* What to do *
Every line below is to be quoted exactly, with nothing added or dropped.
______________________________
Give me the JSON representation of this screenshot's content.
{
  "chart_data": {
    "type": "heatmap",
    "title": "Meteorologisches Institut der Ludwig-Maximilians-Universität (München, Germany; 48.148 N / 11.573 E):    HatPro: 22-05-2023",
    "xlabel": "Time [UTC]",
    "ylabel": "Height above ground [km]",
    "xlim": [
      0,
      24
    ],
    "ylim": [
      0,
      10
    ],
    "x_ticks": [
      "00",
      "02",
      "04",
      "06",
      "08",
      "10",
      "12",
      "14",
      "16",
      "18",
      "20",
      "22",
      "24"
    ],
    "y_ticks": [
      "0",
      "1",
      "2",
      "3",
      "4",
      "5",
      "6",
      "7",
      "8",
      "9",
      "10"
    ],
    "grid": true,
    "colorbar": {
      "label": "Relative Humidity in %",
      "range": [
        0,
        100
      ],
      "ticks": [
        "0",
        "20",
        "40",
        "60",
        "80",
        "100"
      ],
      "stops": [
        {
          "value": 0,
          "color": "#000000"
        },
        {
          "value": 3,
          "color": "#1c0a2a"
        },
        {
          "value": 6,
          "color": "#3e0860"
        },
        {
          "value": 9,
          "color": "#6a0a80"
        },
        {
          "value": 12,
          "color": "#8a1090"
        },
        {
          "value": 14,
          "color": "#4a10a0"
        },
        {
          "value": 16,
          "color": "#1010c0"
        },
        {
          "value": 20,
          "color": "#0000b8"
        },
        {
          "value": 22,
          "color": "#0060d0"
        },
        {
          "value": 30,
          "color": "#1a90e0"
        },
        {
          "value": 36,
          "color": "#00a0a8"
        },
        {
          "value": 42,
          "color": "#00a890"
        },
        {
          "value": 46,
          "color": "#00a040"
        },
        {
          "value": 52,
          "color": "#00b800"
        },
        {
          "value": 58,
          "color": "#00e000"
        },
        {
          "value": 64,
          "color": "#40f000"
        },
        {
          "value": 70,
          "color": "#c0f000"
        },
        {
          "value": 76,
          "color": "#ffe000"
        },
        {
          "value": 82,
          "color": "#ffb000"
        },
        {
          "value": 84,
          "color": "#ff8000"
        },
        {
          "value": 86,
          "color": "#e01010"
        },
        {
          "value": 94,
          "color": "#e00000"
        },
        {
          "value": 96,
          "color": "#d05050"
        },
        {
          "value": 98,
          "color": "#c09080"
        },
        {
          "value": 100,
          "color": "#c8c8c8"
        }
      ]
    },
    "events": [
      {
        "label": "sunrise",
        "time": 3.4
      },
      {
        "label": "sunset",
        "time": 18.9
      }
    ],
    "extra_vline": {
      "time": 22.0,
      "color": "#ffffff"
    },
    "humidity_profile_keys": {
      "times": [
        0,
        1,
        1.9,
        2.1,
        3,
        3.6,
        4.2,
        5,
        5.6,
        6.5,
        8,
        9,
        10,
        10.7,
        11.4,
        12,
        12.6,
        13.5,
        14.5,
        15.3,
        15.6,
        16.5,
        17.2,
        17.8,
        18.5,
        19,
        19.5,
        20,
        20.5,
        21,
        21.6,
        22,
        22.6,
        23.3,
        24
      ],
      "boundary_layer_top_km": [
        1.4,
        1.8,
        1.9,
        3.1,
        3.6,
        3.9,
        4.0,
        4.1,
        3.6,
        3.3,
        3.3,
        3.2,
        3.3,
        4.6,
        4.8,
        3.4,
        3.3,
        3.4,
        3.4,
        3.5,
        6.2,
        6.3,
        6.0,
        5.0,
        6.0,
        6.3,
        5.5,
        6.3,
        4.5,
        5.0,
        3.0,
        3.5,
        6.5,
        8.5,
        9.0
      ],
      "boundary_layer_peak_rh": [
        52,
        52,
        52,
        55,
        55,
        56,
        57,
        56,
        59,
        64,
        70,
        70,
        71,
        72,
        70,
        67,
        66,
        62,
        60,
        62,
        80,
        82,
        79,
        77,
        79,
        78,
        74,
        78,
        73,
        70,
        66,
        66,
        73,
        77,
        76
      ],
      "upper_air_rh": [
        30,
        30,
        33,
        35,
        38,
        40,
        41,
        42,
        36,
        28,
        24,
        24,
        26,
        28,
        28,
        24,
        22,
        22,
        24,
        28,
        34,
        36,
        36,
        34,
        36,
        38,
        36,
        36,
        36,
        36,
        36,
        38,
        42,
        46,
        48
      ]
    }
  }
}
______________________________
* Finished answer *
Give me the JSON representation of this screenshot's content.
{
  "chart_data": {
    "type": "heatmap",
    "title": "Meteorologisches Institut der Ludwig-Maximilians-Universität (München, Germany; 48.148 N / 11.573 E):    HatPro: 22-05-2023",
    "xlabel": "Time [UTC]",
    "ylabel": "Height above ground [km]",
    "xlim": [
      0,
      24
    ],
    "ylim": [
      0,
      10
    ],
    "x_ticks": [
      "00",
      "02",
      "04",
      "06",
      "08",
      "10",
      "12",
      "14",
      "16",
      "18",
      "20",
      "22",
      "24"
    ],
    "y_ticks": [
      "0",
      "1",
      "2",
      "3",
      "4",
      "5",
      "6",
      "7",
      "8",
      "9",
      "10"
    ],
    "grid": true,
    "colorbar": {
      "label": "Relative Humidity in %",
      "range": [
        0,
        100
      ],
      "ticks": [
        "0",
        "20",
        "40",
        "60",
        "80",
        "100"
      ],
      "stops": [
        {
          "value": 0,
          "color": "#000000"
        },
        {
          "value": 3,
          "color": "#1c0a2a"
        },
        {
          "value": 6,
          "color": "#3e0860"
        },
        {
          "value": 9,
          "color": "#6a0a80"
        },
        {
          "value": 12,
          "color": "#8a1090"
        },
        {
          "value": 14,
          "color": "#4a10a0"
        },
        {
          "value": 16,
          "color": "#1010c0"
        },
        {
          "value": 20,
          "color": "#0000b8"
        },
        {
          "value": 22,
          "color": "#0060d0"
        },
        {
          "value": 30,
          "color": "#1a90e0"
        },
        {
          "value": 36,
          "color": "#00a0a8"
        },
        {
          "value": 42,
          "color": "#00a890"
        },
        {
          "value": 46,
          "color": "#00a040"
        },
        {
          "value": 52,
          "color": "#00b800"
        },
        {
          "value": 58,
          "color": "#00e000"
        },
        {
          "value": 64,
          "color": "#40f000"
        },
        {
          "value": 70,
          "color": "#c0f000"
        },
        {
          "value": 76,
          "color": "#ffe000"
        },
        {
          "value": 82,
          "color": "#ffb000"
        },
        {
          "value": 84,
          "color": "#ff8000"
        },
        {
          "value": 86,
          "color": "#e01010"
        },
        {
          "value": 94,
          "color": "#e00000"
        },
        {
          "value": 96,
          "color": "#d05050"
        },
        {
          "value": 98,
          "color": "#c09080"
        },
        {
          "value": 100,
          "color": "#c8c8c8"
        }
      ]
    },
    "events": [
      {
        "label": "sunrise",
        "time": 3.4
      },
      {
        "label": "sunset",
        "time": 18.9
      }
    ],
    "extra_vline": {
      "time": 22.0,
      "color": "#ffffff"
    },
    "humidity_profile_keys": {
      "times": [
        0,
        1,
        1.9,
        2.1,
        3,
        3.6,
        4.2,
        5,
        5.6,
        6.5,
        8,
        9,
        10,
        10.7,
        11.4,
        12,
        12.6,
        13.5,
        14.5,
        15.3,
        15.6,
        16.5,
        17.2,
        17.8,
        18.5,
        19,
        19.5,
        20,
        20.5,
        21,
        21.6,
        22,
        22.6,
        23.3,
        24
      ],
      "boundary_layer_top_km": [
        1.4,
        1.8,
        1.9,
        3.1,
        3.6,
        3.9,
        4.0,
        4.1,
        3.6,
        3.3,
        3.3,
        3.2,
        3.3,
        4.6,
        4.8,
        3.4,
        3.3,
        3.4,
        3.4,
        3.5,
        6.2,
        6.3,
        6.0,
        5.0,
        6.0,
        6.3,
        5.5,
        6.3,
        4.5,
        5.0,
        3.0,
        3.5,
        6.5,
        8.5,
        9.0
      ],
      "boundary_layer_peak_rh": [
        52,
        52,
        52,
        55,
        55,
        56,
        57,
        56,
        59,
        64,
        70,
        70,
        71,
        72,
        70,
        67,
        66,
        62,
        60,
        62,
        80,
        82,
        79,
        77,
        79,
        78,
        74,
        78,
        73,
        70,
        66,
        66,
        73,
        77,
        76
      ],
      "upper_air_rh": [
        30,
        30,
        33,
        35,
        38,
        40,
        41,
        42,
        36,
        28,
        24,
        24,
        26,
        28,
        28,
        24,
        22,
        22,
        24,
        28,
        34,
        36,
        36,
        34,
        36,
        38,
        36,
        36,
        36,
        36,
        36,
        38,
        42,
        46,
        48
      ]
    }
  }
}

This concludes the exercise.